[Extracted data entries]
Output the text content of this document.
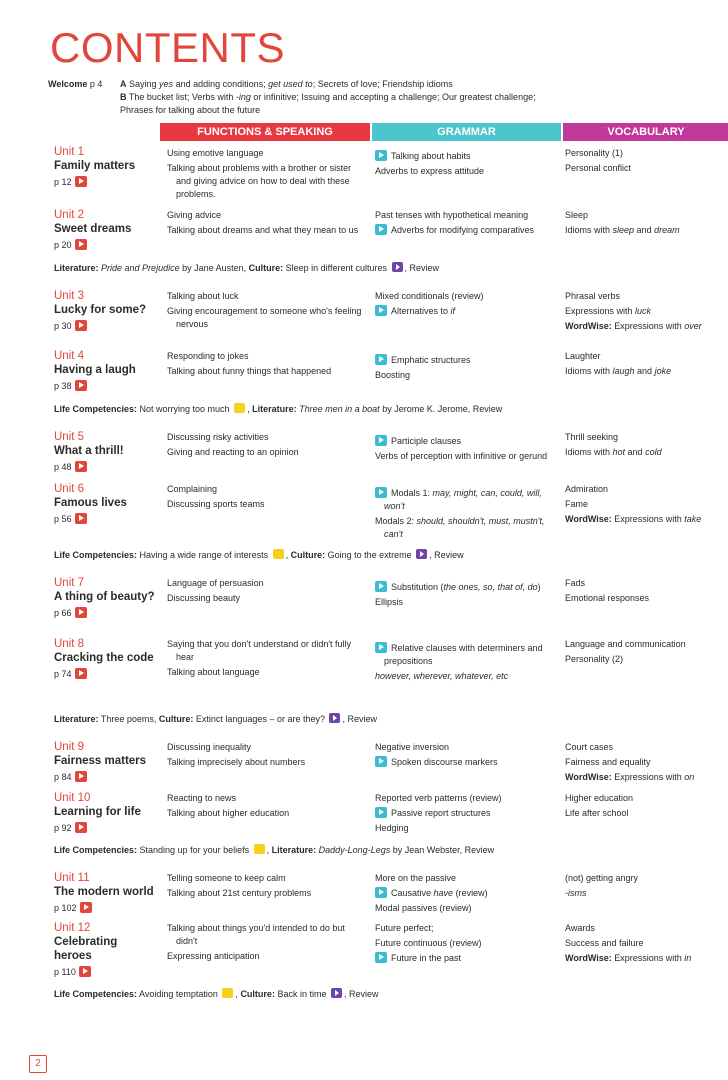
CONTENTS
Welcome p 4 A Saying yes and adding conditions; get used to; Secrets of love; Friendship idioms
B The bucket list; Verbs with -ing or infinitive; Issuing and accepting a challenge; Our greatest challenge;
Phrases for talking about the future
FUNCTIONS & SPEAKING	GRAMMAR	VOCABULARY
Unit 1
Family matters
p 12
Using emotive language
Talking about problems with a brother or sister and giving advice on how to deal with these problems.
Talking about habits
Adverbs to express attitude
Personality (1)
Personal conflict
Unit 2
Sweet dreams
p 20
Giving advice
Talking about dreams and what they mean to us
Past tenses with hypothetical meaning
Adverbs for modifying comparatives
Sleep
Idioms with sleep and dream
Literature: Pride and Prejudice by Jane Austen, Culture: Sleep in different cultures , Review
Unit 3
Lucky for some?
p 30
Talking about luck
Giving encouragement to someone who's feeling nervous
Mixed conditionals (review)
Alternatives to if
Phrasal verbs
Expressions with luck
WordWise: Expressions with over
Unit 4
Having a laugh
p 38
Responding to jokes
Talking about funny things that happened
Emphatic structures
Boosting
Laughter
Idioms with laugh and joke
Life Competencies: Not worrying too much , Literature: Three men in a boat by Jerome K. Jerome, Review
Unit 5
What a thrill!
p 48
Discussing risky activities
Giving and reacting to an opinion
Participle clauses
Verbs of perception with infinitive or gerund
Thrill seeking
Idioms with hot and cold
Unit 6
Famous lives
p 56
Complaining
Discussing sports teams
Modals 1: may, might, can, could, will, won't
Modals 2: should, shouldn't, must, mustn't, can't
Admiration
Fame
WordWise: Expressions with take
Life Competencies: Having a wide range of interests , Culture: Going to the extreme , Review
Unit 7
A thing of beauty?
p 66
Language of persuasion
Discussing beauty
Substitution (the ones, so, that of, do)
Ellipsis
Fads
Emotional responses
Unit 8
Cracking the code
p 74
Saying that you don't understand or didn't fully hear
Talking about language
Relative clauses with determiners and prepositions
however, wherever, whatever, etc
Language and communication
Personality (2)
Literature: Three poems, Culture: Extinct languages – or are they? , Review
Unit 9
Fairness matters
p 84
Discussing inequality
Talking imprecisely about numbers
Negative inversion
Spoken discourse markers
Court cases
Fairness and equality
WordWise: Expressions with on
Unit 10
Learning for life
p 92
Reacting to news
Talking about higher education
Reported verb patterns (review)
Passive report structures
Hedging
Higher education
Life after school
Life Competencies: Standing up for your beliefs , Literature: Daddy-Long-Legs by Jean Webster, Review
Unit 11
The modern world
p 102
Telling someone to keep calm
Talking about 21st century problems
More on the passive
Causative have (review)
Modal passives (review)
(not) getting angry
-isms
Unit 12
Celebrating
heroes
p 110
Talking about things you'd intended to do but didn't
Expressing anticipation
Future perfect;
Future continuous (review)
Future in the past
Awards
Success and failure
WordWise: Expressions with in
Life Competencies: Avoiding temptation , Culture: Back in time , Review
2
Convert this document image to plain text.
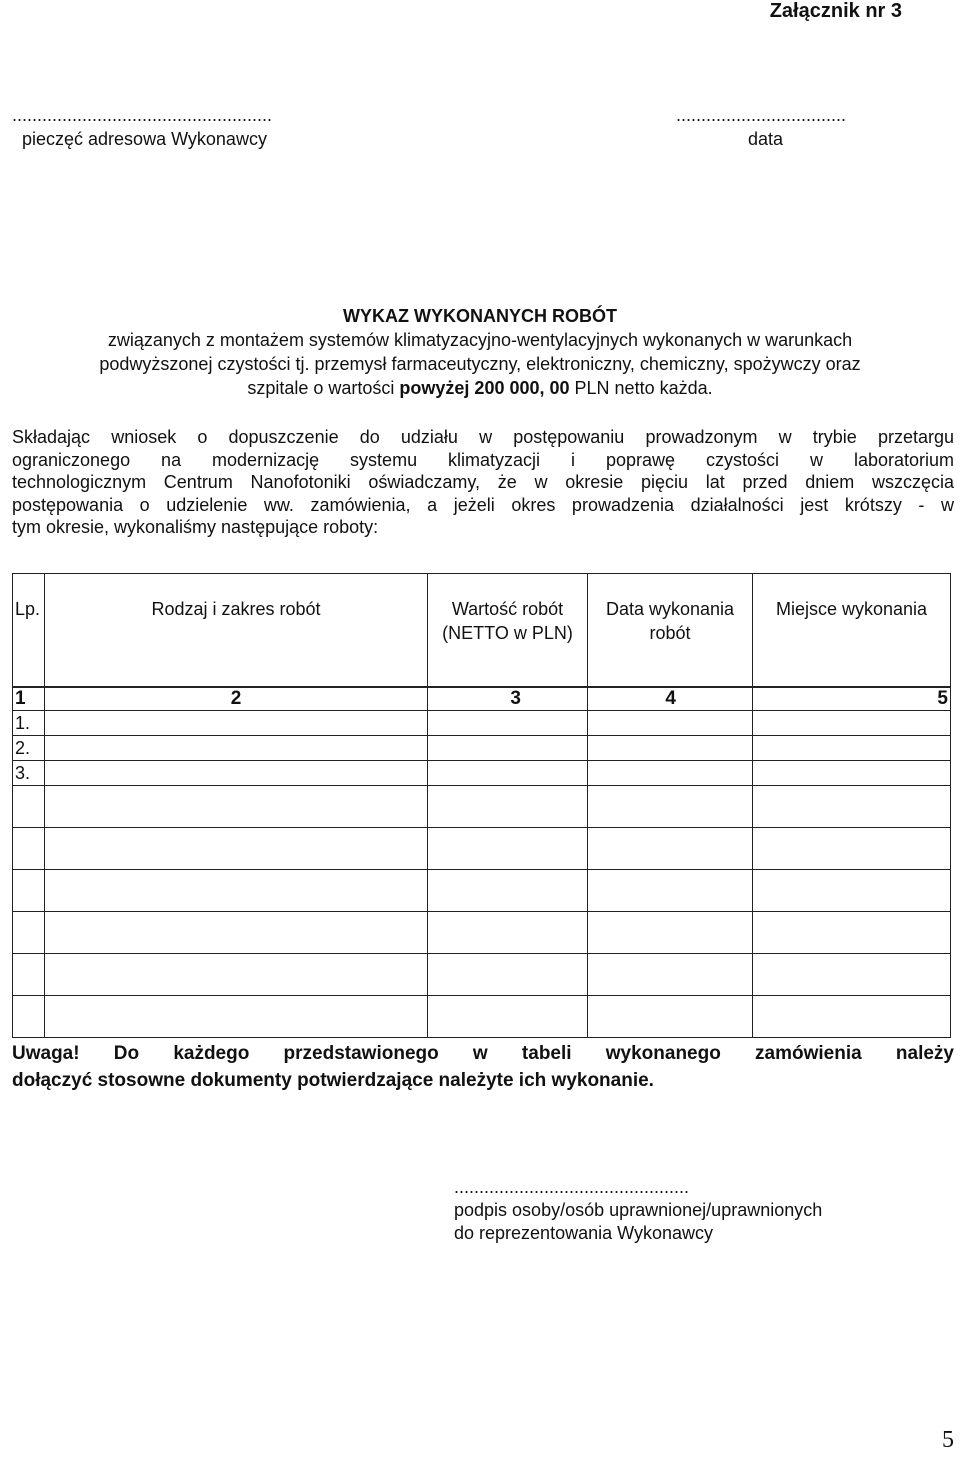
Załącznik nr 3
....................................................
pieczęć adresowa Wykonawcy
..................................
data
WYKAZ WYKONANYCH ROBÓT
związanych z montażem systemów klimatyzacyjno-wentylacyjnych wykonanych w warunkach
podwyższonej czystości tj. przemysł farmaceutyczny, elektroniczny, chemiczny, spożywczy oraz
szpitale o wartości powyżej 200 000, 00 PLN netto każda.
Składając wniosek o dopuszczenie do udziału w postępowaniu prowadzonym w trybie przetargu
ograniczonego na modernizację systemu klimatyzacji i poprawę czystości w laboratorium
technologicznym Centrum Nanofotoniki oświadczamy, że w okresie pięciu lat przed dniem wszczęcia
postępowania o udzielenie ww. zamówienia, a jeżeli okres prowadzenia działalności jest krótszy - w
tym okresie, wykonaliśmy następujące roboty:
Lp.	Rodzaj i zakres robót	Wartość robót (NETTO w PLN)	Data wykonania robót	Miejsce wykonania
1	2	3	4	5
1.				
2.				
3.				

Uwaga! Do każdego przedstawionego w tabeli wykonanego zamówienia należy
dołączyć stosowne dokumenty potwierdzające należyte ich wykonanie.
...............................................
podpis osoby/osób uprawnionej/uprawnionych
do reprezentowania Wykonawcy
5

==

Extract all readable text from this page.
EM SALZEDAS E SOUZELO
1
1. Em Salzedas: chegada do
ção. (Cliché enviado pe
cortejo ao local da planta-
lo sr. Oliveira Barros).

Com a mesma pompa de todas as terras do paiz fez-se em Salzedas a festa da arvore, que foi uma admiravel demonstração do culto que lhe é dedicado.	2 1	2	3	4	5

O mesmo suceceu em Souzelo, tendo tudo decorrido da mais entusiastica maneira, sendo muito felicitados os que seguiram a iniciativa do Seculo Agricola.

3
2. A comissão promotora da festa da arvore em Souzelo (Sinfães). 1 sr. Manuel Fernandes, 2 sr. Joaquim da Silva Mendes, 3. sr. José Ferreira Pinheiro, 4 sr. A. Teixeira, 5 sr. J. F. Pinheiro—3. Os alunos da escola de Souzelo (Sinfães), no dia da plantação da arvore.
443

...

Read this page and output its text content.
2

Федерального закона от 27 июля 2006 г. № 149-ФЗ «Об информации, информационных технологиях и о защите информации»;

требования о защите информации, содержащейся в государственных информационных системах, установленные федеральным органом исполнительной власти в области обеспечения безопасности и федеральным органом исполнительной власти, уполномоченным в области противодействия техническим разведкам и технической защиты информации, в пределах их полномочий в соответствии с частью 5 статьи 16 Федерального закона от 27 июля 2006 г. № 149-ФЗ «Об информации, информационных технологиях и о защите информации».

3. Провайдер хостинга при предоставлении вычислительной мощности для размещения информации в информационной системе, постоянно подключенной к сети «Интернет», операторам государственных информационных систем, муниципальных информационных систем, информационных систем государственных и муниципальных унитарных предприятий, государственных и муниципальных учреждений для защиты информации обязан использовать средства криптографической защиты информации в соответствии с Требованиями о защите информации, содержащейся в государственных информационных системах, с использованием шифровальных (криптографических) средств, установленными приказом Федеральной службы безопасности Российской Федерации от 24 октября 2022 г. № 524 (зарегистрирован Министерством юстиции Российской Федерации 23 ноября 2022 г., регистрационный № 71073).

Task prompt: Looking at the records above, work out how many lines include the word "Wykonawcy", then give that number by itself.

Full solution: 2